In this exercise, reproduce all the entries that follow exactly.

━━━ Stored records

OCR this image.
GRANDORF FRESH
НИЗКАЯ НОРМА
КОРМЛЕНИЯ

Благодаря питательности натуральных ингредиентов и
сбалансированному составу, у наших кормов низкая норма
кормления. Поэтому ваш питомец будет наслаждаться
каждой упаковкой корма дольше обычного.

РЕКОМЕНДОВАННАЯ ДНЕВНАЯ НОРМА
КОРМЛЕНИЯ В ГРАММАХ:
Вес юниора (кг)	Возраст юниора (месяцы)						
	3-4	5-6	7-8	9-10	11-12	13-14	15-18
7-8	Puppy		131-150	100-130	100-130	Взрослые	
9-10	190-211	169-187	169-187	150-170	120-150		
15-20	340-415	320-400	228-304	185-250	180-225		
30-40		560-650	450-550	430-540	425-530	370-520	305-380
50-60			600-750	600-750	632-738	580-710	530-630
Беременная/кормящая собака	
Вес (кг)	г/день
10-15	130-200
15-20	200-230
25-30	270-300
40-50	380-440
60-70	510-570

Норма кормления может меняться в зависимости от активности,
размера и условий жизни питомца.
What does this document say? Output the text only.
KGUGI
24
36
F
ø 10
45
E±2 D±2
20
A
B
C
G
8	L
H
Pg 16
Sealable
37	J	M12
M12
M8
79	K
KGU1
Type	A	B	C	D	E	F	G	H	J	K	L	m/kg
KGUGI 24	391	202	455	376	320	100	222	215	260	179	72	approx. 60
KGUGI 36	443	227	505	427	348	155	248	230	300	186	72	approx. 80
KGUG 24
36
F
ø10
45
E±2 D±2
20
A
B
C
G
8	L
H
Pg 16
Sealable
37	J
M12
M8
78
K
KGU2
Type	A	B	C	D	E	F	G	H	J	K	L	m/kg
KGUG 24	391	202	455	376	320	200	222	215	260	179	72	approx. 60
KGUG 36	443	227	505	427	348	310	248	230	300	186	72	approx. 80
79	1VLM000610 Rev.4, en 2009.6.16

━━━━━━

- Answer to the exercise -
OCR this image.
GRANDORF FRESH
НИЗКАЯ НОРМА
КОРМЛЕНИЯ

Благодаря питательности натуральных ингредиентов и
сбалансированному составу, у наших кормов низкая норма
кормления. Поэтому ваш питомец будет наслаждаться
каждой упаковкой корма дольше обычного.

РЕКОМЕНДОВАННАЯ ДНЕВНАЯ НОРМА
КОРМЛЕНИЯ В ГРАММАХ:
Вес юниора (кг)	Возраст юниора (месяцы)						
	3-4	5-6	7-8	9-10	11-12	13-14	15-18
7-8	Puppy		131-150	100-130	100-130	Взрослые	
9-10	190-211	169-187	169-187	150-170	120-150		
15-20	340-415	320-400	228-304	185-250	180-225		
30-40		560-650	450-550	430-540	425-530	370-520	305-380
50-60			600-750	600-750	632-738	580-710	530-630
Беременная/кормящая собака	
Вес (кг)	г/день
10-15	130-200
15-20	200-230
25-30	270-300
40-50	380-440
60-70	510-570

Норма кормления может меняться в зависимости от активности,
размера и условий жизни питомца.
What does this document say? Output the text only.
KGUGI
24
36
F
ø 10
45
E±2 D±2
20
A
B
C
G
8	L
H
Pg 16
Sealable
37	J	M12
M12
M8
79	K
KGU1
Type	A	B	C	D	E	F	G	H	J	K	L	m/kg
KGUGI 24	391	202	455	376	320	100	222	215	260	179	72	approx. 60
KGUGI 36	443	227	505	427	348	155	248	230	300	186	72	approx. 80
KGUG 24
36
F
ø10
45
E±2 D±2
20
A
B
C
G
8	L
H
Pg 16
Sealable
37	J
M12
M8
78
K
KGU2
Type	A	B	C	D	E	F	G	H	J	K	L	m/kg
KGUG 24	391	202	455	376	320	200	222	215	260	179	72	approx. 60
KGUG 36	443	227	505	427	348	310	248	230	300	186	72	approx. 80
79	1VLM000610 Rev.4, en 2009.6.16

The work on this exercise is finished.